▶ [GOAL]: Please transcribe the data below exactly. Leave the pictures out.

■ ■ ■

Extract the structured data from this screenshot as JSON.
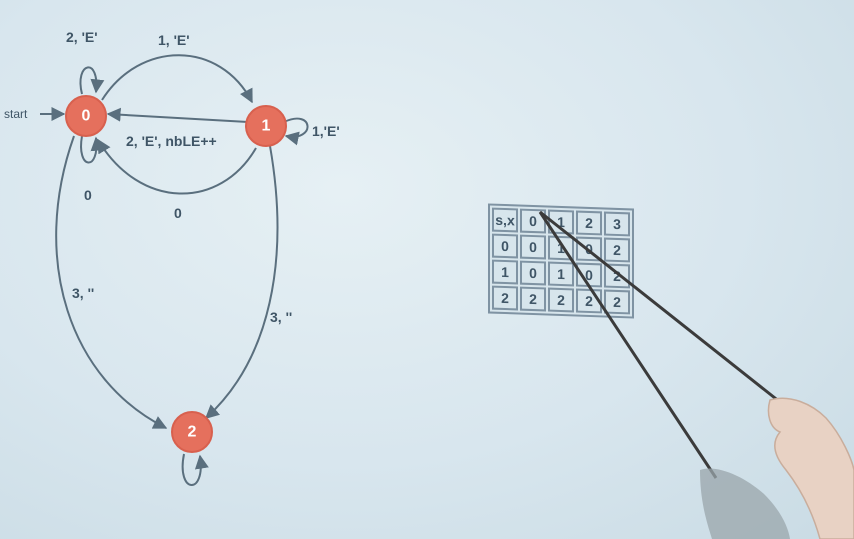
{
  "diagram": {
    "states": [
      {
        "id": "0",
        "label": "0"
      },
      {
        "id": "1",
        "label": "1"
      },
      {
        "id": "2",
        "label": "2"
      }
    ],
    "start_label": "start",
    "transitions": [
      {
        "from": "0",
        "to": "0",
        "label": "2, 'E'"
      },
      {
        "from": "0",
        "to": "1",
        "label": "1, 'E'"
      },
      {
        "from": "1",
        "to": "0",
        "label": "2, 'E', nbLE++"
      },
      {
        "from": "1",
        "to": "1",
        "label": "1,'E'"
      },
      {
        "from": "0",
        "to": "0",
        "label": "0"
      },
      {
        "from": "1",
        "to": "0",
        "label": "0"
      },
      {
        "from": "0",
        "to": "2",
        "label": "3, ''"
      },
      {
        "from": "1",
        "to": "2",
        "label": "3, ''"
      }
    ]
  },
  "table": {
    "header": [
      "s,x",
      "0",
      "1",
      "2",
      "3"
    ],
    "rows": [
      [
        "0",
        "0",
        "1",
        "0",
        "2"
      ],
      [
        "1",
        "0",
        "1",
        "0",
        "2"
      ],
      [
        "2",
        "2",
        "2",
        "2",
        "2"
      ]
    ]
  },
  "colors": {
    "node": "#e5705d",
    "edge": "#5a6f7e",
    "background": "#d9e7ee"
  }
}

■ ■ ■

▶ [TASK ANSWER]:
Extract the structured data from this screenshot as JSON.
{
  "diagram": {
    "states": [
      {
        "id": "0",
        "label": "0"
      },
      {
        "id": "1",
        "label": "1"
      },
      {
        "id": "2",
        "label": "2"
      }
    ],
    "start_label": "start",
    "transitions": [
      {
        "from": "0",
        "to": "0",
        "label": "2, 'E'"
      },
      {
        "from": "0",
        "to": "1",
        "label": "1, 'E'"
      },
      {
        "from": "1",
        "to": "0",
        "label": "2, 'E', nbLE++"
      },
      {
        "from": "1",
        "to": "1",
        "label": "1,'E'"
      },
      {
        "from": "0",
        "to": "0",
        "label": "0"
      },
      {
        "from": "1",
        "to": "0",
        "label": "0"
      },
      {
        "from": "0",
        "to": "2",
        "label": "3, ''"
      },
      {
        "from": "1",
        "to": "2",
        "label": "3, ''"
      }
    ]
  },
  "table": {
    "header": [
      "s,x",
      "0",
      "1",
      "2",
      "3"
    ],
    "rows": [
      [
        "0",
        "0",
        "1",
        "0",
        "2"
      ],
      [
        "1",
        "0",
        "1",
        "0",
        "2"
      ],
      [
        "2",
        "2",
        "2",
        "2",
        "2"
      ]
    ]
  },
  "colors": {
    "node": "#e5705d",
    "edge": "#5a6f7e",
    "background": "#d9e7ee"
  }
}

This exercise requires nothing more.